◆ Aim: Reproduce every entry exactly and leave its pictures out.

-- Start Data section --

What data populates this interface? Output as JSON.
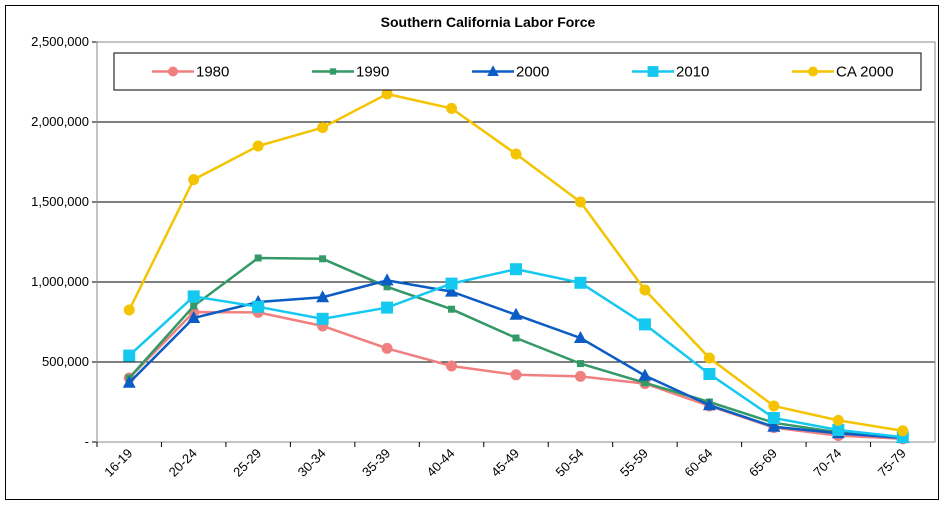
{
  "chart_data": {
    "type": "line",
    "title": "Southern California Labor Force",
    "categories": [
      "16-19",
      "20-24",
      "25-29",
      "30-34",
      "35-39",
      "40-44",
      "45-49",
      "50-54",
      "55-59",
      "60-64",
      "65-69",
      "70-74",
      "75-79"
    ],
    "series": [
      {
        "name": "1980",
        "color": "#f08080",
        "marker": "circle",
        "values": [
          400000,
          812000,
          810000,
          725000,
          585000,
          475000,
          420000,
          410000,
          365000,
          225000,
          90000,
          40000,
          20000
        ]
      },
      {
        "name": "1990",
        "color": "#339966",
        "marker": "square",
        "values": [
          400000,
          850000,
          1150000,
          1145000,
          970000,
          830000,
          650000,
          490000,
          370000,
          250000,
          120000,
          60000,
          30000
        ]
      },
      {
        "name": "2000",
        "color": "#0b5cc4",
        "marker": "triangle",
        "values": [
          370000,
          775000,
          875000,
          905000,
          1010000,
          940000,
          795000,
          650000,
          415000,
          230000,
          95000,
          55000,
          25000
        ]
      },
      {
        "name": "2010",
        "color": "#14c8f0",
        "marker": "square",
        "values": [
          540000,
          910000,
          845000,
          770000,
          840000,
          990000,
          1080000,
          995000,
          735000,
          425000,
          150000,
          75000,
          30000
        ]
      },
      {
        "name": "CA 2000",
        "color": "#f5c400",
        "marker": "circle",
        "values": [
          825000,
          1640000,
          1850000,
          1965000,
          2175000,
          2085000,
          1800000,
          1500000,
          950000,
          525000,
          225000,
          135000,
          70000
        ]
      }
    ],
    "ylim": [
      0,
      2500000
    ],
    "yticks": [
      {
        "value": 0,
        "label": "-"
      },
      {
        "value": 500000,
        "label": "500,000"
      },
      {
        "value": 1000000,
        "label": "1,000,000"
      },
      {
        "value": 1500000,
        "label": "1,500,000"
      },
      {
        "value": 2000000,
        "label": "2,000,000"
      },
      {
        "value": 2500000,
        "label": "2,500,000"
      }
    ],
    "grid": true,
    "legend": "top"
  }
}
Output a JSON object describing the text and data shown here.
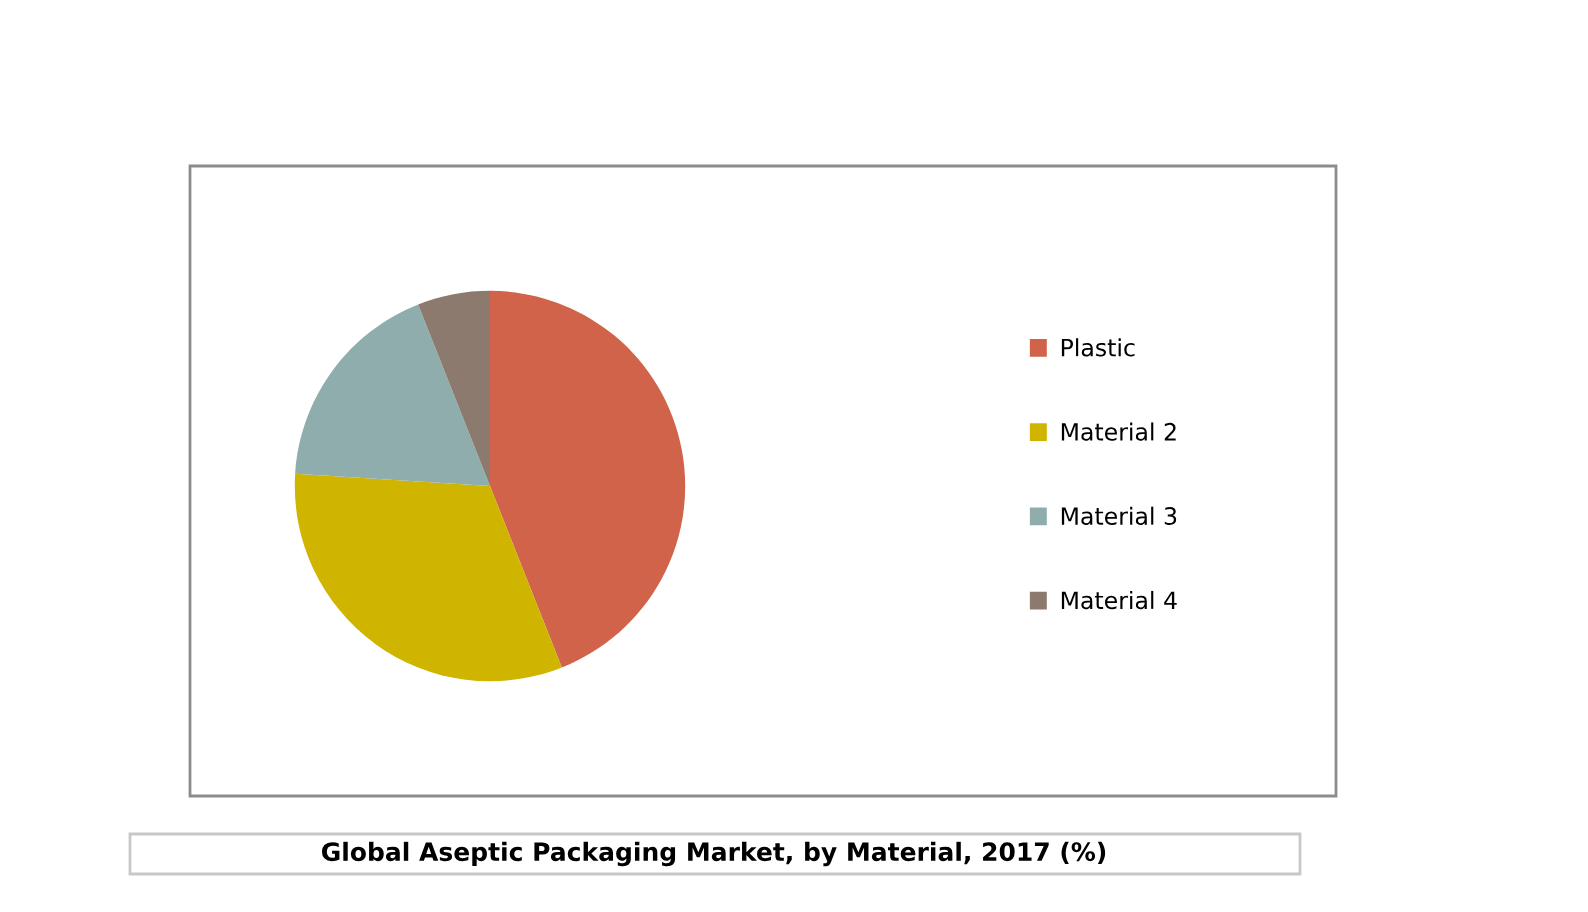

-- End Data section --

◆ Result of the exercise:
What data populates this interface? Output as JSON.
{
  "chart_data": {
    "type": "line",
    "title": "Southern California Labor Force",
    "categories": [
      "16-19",
      "20-24",
      "25-29",
      "30-34",
      "35-39",
      "40-44",
      "45-49",
      "50-54",
      "55-59",
      "60-64",
      "65-69",
      "70-74",
      "75-79"
    ],
    "series": [
      {
        "name": "1980",
        "color": "#f08080",
        "marker": "circle",
        "values": [
          400000,
          812000,
          810000,
          725000,
          585000,
          475000,
          420000,
          410000,
          365000,
          225000,
          90000,
          40000,
          20000
        ]
      },
      {
        "name": "1990",
        "color": "#339966",
        "marker": "square",
        "values": [
          400000,
          850000,
          1150000,
          1145000,
          970000,
          830000,
          650000,
          490000,
          370000,
          250000,
          120000,
          60000,
          30000
        ]
      },
      {
        "name": "2000",
        "color": "#0b5cc4",
        "marker": "triangle",
        "values": [
          370000,
          775000,
          875000,
          905000,
          1010000,
          940000,
          795000,
          650000,
          415000,
          230000,
          95000,
          55000,
          25000
        ]
      },
      {
        "name": "2010",
        "color": "#14c8f0",
        "marker": "square",
        "values": [
          540000,
          910000,
          845000,
          770000,
          840000,
          990000,
          1080000,
          995000,
          735000,
          425000,
          150000,
          75000,
          30000
        ]
      },
      {
        "name": "CA 2000",
        "color": "#f5c400",
        "marker": "circle",
        "values": [
          825000,
          1640000,
          1850000,
          1965000,
          2175000,
          2085000,
          1800000,
          1500000,
          950000,
          525000,
          225000,
          135000,
          70000
        ]
      }
    ],
    "ylim": [
      0,
      2500000
    ],
    "yticks": [
      {
        "value": 0,
        "label": "-"
      },
      {
        "value": 500000,
        "label": "500,000"
      },
      {
        "value": 1000000,
        "label": "1,000,000"
      },
      {
        "value": 1500000,
        "label": "1,500,000"
      },
      {
        "value": 2000000,
        "label": "2,000,000"
      },
      {
        "value": 2500000,
        "label": "2,500,000"
      }
    ],
    "grid": true,
    "legend": "top"
  }
}
Output a JSON object describing the text and data shown here.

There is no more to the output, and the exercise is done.